As the Colorado Independent’s Marianne Goodland reports, the long-sought bipartisan deal to fix a vexing budgetary problem in Colorado that would free up hundreds of millions of dollars, reclassifying the state’s Hospital Provider Fee program to no longer count against revenue limits under the 1992 Taxpayer’s Bill of Rights (TABOR), is apparently close to fruition.
This week, negotiations between the bill’s sponsors became very tense over a provision hiking Medicaid co-pays for prescriptions and both inpatient and outpatient visits. Democrats led by House Majority Leader K.C. Becker and Senate Minority Leader Lucia Guzman insisted they never agreed to that, and would not–while co-sponsoring Republican Sen. Jerry Sonnenberg demanded that the copays increase as part of the deal.
As of today, as Goodland reports, Republicans appear to have successfully extracted their pound of flesh:
Two House lawmakers and two Senate leaders have reached bipartisan agreement on a high-stakes and hard-fought state finance deal that fell apart as many times as it came together.
The bill, which centers around reclassifying the state’s hospital provider fee into a government-owned enterprise, seeks to reverse a $264 million cut to hospitals statewide, which was part of the $26.8 billion budget sent to Gov. John Hickenlooper Wednesday. With just five working days left in the 2017 session, lawmakers fear what would happen to hospitals if an agreement couldn’t be reached.
··········
YOUR GOAL
Rewrite the passage on Colorado's hospital provider fee deal starting at "This week, negotiations" and ending at "it came together.", replacing "negotiations" with "talks".

DATA FOR ANALYSIS
··········
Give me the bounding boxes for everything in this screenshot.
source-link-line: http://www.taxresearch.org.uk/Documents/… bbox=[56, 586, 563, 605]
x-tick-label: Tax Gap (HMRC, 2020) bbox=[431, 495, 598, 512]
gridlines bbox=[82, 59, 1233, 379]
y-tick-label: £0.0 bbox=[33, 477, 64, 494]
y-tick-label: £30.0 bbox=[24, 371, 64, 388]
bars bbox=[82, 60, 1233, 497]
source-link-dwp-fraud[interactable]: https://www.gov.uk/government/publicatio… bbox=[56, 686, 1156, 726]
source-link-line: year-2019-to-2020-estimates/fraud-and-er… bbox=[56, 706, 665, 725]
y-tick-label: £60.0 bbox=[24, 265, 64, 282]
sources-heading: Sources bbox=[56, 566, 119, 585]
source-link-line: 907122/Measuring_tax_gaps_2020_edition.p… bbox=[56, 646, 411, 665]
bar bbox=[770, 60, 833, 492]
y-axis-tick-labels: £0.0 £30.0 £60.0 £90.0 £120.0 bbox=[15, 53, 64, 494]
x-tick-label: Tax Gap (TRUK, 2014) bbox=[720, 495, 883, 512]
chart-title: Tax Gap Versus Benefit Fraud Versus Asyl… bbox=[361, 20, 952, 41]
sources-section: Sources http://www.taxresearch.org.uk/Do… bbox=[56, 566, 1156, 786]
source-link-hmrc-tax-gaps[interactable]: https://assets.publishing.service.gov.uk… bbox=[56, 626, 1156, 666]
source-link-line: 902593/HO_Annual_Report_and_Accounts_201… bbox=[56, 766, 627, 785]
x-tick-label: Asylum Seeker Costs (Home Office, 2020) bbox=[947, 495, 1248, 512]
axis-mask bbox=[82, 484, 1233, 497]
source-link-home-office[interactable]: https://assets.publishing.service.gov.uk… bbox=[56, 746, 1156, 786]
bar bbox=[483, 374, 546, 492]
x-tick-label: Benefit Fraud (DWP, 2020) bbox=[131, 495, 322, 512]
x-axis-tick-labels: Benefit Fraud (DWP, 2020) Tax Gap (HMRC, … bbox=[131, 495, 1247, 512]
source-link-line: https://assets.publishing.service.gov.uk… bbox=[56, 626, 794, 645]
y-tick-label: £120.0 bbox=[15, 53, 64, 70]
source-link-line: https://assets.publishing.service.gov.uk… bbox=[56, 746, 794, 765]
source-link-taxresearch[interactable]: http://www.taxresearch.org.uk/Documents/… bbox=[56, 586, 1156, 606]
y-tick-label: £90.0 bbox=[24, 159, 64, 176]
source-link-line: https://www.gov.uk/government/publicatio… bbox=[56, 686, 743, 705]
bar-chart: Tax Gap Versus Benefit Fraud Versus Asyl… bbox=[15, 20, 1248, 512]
··········
ANSWER
This week, talks between the bill’s sponsors became very tense over a provision hiking Medicaid co-pays for prescriptions and both inpatient and outpatient visits. Democrats led by House Majority Leader K.C. Becker and Senate Minority Leader Lucia Guzman insisted they never agreed to that, and would not–while co-sponsoring Republican Sen. Jerry Sonnenberg demanded that the copays increase as part of the deal.
As of today, as Goodland reports, Republicans appear to have successfully extracted their pound of flesh:
Two House lawmakers and two Senate leaders have reached bipartisan agreement on a high-stakes and hard-fought state finance deal that fell apart as many times as it came together.